> **Your objective**:
Lay out the data as a Markdown table with the columns "Row" and "Line", numbering each row and skipping any blank lines. Start at the first line of the data and stop after the line that has "role-safety-clerk xyxy=(312,339,738,374)".

> **Available data**:
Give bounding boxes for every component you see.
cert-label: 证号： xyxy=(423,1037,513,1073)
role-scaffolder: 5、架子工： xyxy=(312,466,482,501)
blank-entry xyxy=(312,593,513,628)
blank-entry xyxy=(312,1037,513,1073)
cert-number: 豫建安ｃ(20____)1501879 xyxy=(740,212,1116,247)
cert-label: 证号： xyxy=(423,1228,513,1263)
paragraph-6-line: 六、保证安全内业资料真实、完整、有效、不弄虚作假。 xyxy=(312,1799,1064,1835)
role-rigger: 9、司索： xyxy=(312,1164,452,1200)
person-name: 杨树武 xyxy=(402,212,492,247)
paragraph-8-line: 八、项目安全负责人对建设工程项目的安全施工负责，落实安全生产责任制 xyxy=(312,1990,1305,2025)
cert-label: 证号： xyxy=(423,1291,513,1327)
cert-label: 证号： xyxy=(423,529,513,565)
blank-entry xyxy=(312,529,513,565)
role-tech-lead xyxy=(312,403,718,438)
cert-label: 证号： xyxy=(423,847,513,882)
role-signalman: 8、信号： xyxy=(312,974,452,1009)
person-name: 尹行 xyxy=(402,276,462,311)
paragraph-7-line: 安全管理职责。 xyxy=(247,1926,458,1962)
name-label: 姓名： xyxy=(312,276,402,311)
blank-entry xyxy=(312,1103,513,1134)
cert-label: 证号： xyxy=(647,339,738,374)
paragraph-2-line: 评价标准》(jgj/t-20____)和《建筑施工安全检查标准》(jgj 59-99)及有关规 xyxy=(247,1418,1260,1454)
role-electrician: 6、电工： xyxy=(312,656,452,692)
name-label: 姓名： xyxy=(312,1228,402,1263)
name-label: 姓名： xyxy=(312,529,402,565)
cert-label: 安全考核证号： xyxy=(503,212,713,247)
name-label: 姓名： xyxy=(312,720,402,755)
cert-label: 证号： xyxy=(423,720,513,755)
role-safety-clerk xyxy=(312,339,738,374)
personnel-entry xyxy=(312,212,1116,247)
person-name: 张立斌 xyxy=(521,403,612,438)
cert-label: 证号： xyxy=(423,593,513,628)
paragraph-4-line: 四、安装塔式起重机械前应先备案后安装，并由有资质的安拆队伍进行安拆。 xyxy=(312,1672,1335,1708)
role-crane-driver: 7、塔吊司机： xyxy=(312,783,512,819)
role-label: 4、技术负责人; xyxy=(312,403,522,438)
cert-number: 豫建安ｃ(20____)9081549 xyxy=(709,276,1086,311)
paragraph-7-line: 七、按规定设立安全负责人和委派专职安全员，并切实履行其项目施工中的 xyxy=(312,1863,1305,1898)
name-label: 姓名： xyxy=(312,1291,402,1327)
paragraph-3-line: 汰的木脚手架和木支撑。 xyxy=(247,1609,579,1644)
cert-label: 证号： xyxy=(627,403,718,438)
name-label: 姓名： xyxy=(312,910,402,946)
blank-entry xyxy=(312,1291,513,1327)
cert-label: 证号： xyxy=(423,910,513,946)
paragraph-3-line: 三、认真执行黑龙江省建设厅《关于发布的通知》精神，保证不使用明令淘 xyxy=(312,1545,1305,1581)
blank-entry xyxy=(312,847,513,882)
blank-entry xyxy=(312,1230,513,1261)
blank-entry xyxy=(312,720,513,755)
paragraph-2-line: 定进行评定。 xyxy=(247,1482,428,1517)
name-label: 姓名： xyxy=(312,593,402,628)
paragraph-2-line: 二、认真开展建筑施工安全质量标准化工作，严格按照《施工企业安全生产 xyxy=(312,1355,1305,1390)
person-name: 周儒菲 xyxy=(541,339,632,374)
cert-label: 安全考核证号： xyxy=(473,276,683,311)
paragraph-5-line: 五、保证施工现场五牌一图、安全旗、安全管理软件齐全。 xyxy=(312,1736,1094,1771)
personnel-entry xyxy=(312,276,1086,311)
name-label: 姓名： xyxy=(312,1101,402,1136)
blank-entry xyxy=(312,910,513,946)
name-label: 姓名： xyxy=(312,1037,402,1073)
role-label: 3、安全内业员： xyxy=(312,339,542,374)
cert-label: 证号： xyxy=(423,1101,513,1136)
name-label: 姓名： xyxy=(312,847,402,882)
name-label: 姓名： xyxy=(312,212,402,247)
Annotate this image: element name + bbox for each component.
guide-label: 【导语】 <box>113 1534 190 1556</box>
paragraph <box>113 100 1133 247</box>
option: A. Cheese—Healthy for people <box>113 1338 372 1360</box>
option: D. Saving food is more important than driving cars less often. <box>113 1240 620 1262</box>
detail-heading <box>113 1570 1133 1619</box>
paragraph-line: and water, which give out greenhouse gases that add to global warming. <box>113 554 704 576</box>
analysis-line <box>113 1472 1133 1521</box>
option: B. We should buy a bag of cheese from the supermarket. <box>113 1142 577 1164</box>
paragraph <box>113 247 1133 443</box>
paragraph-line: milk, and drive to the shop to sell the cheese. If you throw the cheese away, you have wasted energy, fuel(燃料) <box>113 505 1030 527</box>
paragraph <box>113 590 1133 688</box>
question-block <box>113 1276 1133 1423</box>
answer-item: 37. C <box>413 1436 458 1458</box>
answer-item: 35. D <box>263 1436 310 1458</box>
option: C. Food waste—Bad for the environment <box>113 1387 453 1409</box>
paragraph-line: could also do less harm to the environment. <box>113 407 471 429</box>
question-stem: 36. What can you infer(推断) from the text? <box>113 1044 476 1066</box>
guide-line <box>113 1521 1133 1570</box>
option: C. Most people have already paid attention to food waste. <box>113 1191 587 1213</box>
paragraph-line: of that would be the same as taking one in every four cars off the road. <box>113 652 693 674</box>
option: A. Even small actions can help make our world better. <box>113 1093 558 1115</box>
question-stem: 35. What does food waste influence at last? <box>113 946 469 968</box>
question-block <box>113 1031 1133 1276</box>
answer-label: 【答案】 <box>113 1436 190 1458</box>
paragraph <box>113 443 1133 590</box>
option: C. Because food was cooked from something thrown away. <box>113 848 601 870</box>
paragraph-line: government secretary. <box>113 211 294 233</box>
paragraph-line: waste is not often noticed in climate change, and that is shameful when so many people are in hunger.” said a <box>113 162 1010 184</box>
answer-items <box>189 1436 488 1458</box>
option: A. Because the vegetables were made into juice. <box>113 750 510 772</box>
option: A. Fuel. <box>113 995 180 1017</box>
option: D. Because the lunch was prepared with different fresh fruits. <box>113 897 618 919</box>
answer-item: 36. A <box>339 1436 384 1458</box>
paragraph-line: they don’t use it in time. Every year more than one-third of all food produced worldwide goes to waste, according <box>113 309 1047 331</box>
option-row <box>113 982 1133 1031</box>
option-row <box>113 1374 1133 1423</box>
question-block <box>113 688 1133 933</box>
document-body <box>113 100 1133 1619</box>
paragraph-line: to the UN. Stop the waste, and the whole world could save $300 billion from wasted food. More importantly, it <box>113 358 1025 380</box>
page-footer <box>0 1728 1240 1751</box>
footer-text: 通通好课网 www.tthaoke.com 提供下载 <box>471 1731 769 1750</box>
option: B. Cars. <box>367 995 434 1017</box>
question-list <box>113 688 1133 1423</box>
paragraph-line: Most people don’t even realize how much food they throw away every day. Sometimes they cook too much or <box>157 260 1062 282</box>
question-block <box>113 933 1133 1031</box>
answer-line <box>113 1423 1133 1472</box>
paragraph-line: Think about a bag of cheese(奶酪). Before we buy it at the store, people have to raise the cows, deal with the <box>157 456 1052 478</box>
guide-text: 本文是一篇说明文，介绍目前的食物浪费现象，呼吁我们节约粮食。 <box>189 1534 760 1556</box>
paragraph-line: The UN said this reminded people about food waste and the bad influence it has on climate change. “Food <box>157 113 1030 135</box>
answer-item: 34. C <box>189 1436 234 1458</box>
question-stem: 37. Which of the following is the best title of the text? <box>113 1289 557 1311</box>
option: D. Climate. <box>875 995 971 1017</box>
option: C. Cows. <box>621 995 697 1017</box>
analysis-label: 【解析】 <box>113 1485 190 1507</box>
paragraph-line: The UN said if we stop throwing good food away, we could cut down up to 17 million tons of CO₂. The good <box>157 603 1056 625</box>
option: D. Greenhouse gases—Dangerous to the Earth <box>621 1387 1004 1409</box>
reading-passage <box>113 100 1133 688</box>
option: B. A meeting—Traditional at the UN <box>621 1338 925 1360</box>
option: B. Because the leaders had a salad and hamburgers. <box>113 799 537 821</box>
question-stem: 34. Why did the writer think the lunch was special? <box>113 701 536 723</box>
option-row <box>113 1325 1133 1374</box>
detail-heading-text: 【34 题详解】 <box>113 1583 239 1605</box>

> **Correct output**:
| Row | Line |
|---|---|
| 1 | Give bounding boxes for every component you see. |
| 2 | cert-label: 证号： xyxy=(423,1037,513,1073) |
| 3 | role-scaffolder: 5、架子工： xyxy=(312,466,482,501) |
| 4 | blank-entry xyxy=(312,593,513,628) |
| 5 | blank-entry xyxy=(312,1037,513,1073) |
| 6 | cert-number: 豫建安ｃ(20____)1501879 xyxy=(740,212,1116,247) |
| 7 | cert-label: 证号： xyxy=(423,1228,513,1263) |
| 8 | paragraph-6-line: 六、保证安全内业资料真实、完整、有效、不弄虚作假。 xyxy=(312,1799,1064,1835) |
| 9 | role-rigger: 9、司索： xyxy=(312,1164,452,1200) |
| 10 | person-name: 杨树武 xyxy=(402,212,492,247) |
| 11 | paragraph-8-line: 八、项目安全负责人对建设工程项目的安全施工负责，落实安全生产责任制 xyxy=(312,1990,1305,2025) |
| 12 | cert-label: 证号： xyxy=(423,1291,513,1327) |
| 13 | cert-label: 证号： xyxy=(423,529,513,565) |
| 14 | blank-entry xyxy=(312,529,513,565) |
| 15 | role-tech-lead xyxy=(312,403,718,438) |
| 16 | cert-label: 证号： xyxy=(423,847,513,882) |
| 17 | role-signalman: 8、信号： xyxy=(312,974,452,1009) |
| 18 | person-name: 尹行 xyxy=(402,276,462,311) |
| 19 | paragraph-7-line: 安全管理职责。 xyxy=(247,1926,458,1962) |
| 20 | name-label: 姓名： xyxy=(312,276,402,311) |
| 21 | blank-entry xyxy=(312,1103,513,1134) |
| 22 | cert-label: 证号： xyxy=(647,339,738,374) |
| 23 | paragraph-2-line: 评价标准》(jgj/t-20____)和《建筑施工安全检查标准》(jgj 59-99)及有关规 xyxy=(247,1418,1260,1454) |
| 24 | role-electrician: 6、电工： xyxy=(312,656,452,692) |
| 25 | name-label: 姓名： xyxy=(312,1228,402,1263) |
| 26 | name-label: 姓名： xyxy=(312,529,402,565) |
| 27 | cert-label: 安全考核证号： xyxy=(503,212,713,247) |
| 28 | name-label: 姓名： xyxy=(312,720,402,755) |
| 29 | cert-label: 证号： xyxy=(423,720,513,755) |
| 30 | role-safety-clerk xyxy=(312,339,738,374) |